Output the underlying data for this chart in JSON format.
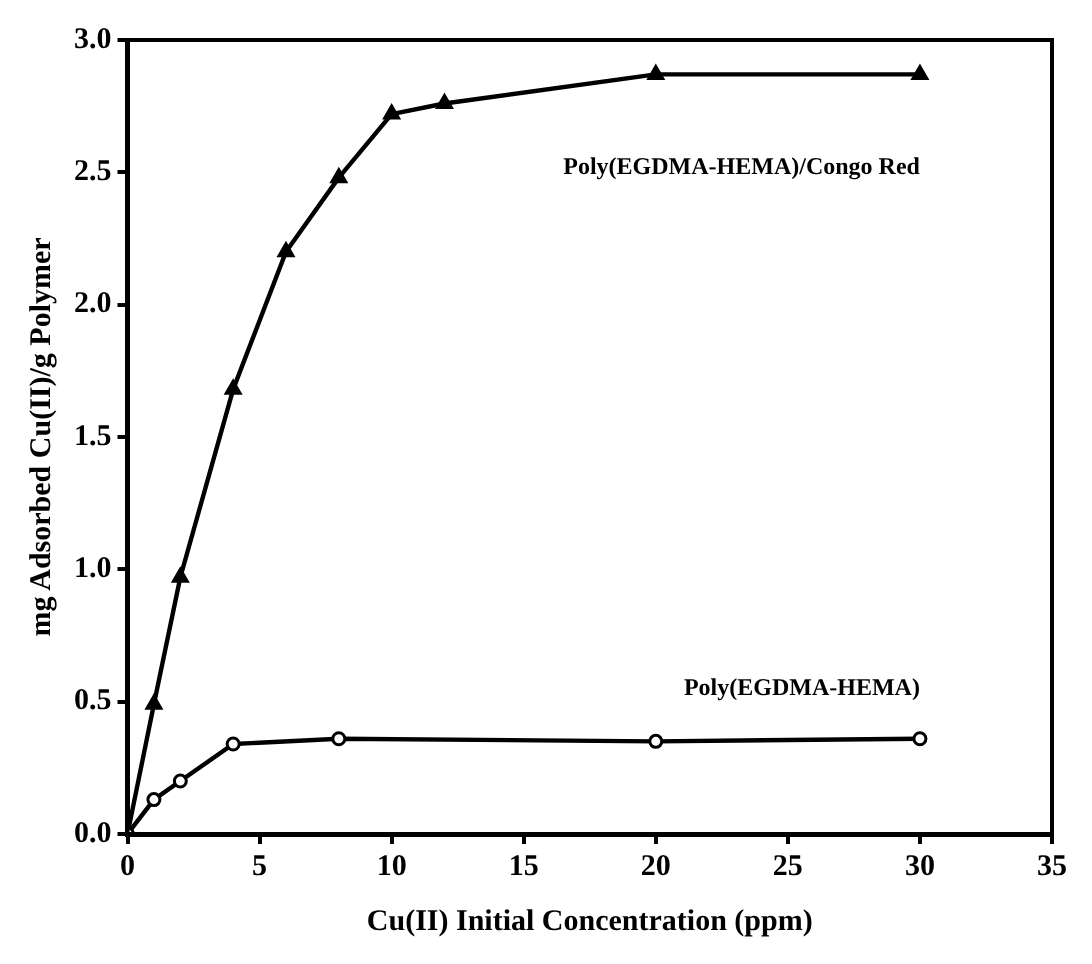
{
  "chart_data": {
    "type": "line",
    "xlabel": "Cu(II) Initial Concentration (ppm)",
    "ylabel": "mg Adsorbed Cu(II)/g Polymer",
    "xlim": [
      0,
      35
    ],
    "xticks": [
      0,
      5,
      10,
      15,
      20,
      25,
      30,
      35
    ],
    "ylim": [
      0,
      3
    ],
    "yticks": [
      {
        "value": 0,
        "label": "0.0"
      },
      {
        "value": 0.5,
        "label": "0.5"
      },
      {
        "value": 1,
        "label": "1.0"
      },
      {
        "value": 1.5,
        "label": "1.5"
      },
      {
        "value": 2,
        "label": "2.0"
      },
      {
        "value": 2.5,
        "label": "2.5"
      },
      {
        "value": 3,
        "label": "3.0"
      }
    ],
    "grid": false,
    "legend": false,
    "line_style": "solid",
    "series": [
      {
        "name": "Poly(EGDMA-HEMA)",
        "color": "#000000",
        "marker": "circle",
        "x": [
          0,
          1,
          2,
          4,
          8,
          20,
          30
        ],
        "values": [
          0,
          0.13,
          0.2,
          0.34,
          0.36,
          0.35,
          0.36
        ]
      },
      {
        "name": "Poly(EGDMA-HEMA)/Congo Red",
        "color": "#000000",
        "marker": "triangle",
        "x": [
          0,
          1,
          2,
          4,
          6,
          8,
          10,
          12,
          20,
          30
        ],
        "values": [
          0,
          0.49,
          0.97,
          1.68,
          2.2,
          2.48,
          2.72,
          2.76,
          2.87,
          2.87
        ]
      }
    ]
  }
}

——

■ **Requirements**
Go through the records and show every line with the string "name" in it.

■ **Reply**
        "name": "Poly(EGDMA-HEMA)",
        "name": "Poly(EGDMA-HEMA)/Congo Red",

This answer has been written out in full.